(Data records)
• • • • • • •

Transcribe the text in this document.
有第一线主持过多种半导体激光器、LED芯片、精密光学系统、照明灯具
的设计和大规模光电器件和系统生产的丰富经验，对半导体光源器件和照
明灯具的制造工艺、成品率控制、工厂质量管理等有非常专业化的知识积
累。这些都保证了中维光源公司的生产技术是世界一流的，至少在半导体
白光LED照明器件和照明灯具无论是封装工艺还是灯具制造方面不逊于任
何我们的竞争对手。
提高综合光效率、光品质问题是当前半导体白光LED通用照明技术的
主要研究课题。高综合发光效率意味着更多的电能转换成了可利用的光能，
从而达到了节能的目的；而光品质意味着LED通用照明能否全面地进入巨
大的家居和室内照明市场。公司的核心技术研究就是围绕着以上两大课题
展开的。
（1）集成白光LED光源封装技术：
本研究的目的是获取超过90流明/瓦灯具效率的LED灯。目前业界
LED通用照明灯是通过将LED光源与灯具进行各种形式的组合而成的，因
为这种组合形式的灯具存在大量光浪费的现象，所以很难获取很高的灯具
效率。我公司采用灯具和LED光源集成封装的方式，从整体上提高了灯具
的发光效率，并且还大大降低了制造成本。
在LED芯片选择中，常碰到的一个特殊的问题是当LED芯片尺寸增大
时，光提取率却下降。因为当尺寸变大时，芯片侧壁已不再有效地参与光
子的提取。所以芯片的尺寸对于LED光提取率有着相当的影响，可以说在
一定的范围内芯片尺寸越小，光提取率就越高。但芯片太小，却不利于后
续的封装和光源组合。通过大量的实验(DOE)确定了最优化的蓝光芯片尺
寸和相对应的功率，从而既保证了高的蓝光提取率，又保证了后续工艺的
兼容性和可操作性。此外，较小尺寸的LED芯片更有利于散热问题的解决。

• • • • • • •

§ **PROMPT**
Write out the records shown above, exactly as they appear.

§ **RESPONSE BELOW**
Transcribe the text in this document.
有第一线主持过多种半导体激光器、LED芯片、精密光学系统、照明灯具
的设计和大规模光电器件和系统生产的丰富经验，对半导体光源器件和照
明灯具的制造工艺、成品率控制、工厂质量管理等有非常专业化的知识积
累。这些都保证了中维光源公司的生产技术是世界一流的，至少在半导体
白光LED照明器件和照明灯具无论是封装工艺还是灯具制造方面不逊于任
何我们的竞争对手。
提高综合光效率、光品质问题是当前半导体白光LED通用照明技术的
主要研究课题。高综合发光效率意味着更多的电能转换成了可利用的光能，
从而达到了节能的目的；而光品质意味着LED通用照明能否全面地进入巨
大的家居和室内照明市场。公司的核心技术研究就是围绕着以上两大课题
展开的。
（1）集成白光LED光源封装技术：
本研究的目的是获取超过90流明/瓦灯具效率的LED灯。目前业界
LED通用照明灯是通过将LED光源与灯具进行各种形式的组合而成的，因
为这种组合形式的灯具存在大量光浪费的现象，所以很难获取很高的灯具
效率。我公司采用灯具和LED光源集成封装的方式，从整体上提高了灯具
的发光效率，并且还大大降低了制造成本。
在LED芯片选择中，常碰到的一个特殊的问题是当LED芯片尺寸增大
时，光提取率却下降。因为当尺寸变大时，芯片侧壁已不再有效地参与光
子的提取。所以芯片的尺寸对于LED光提取率有着相当的影响，可以说在
一定的范围内芯片尺寸越小，光提取率就越高。但芯片太小，却不利于后
续的封装和光源组合。通过大量的实验(DOE)确定了最优化的蓝光芯片尺
寸和相对应的功率，从而既保证了高的蓝光提取率，又保证了后续工艺的
兼容性和可操作性。此外，较小尺寸的LED芯片更有利于散热问题的解决。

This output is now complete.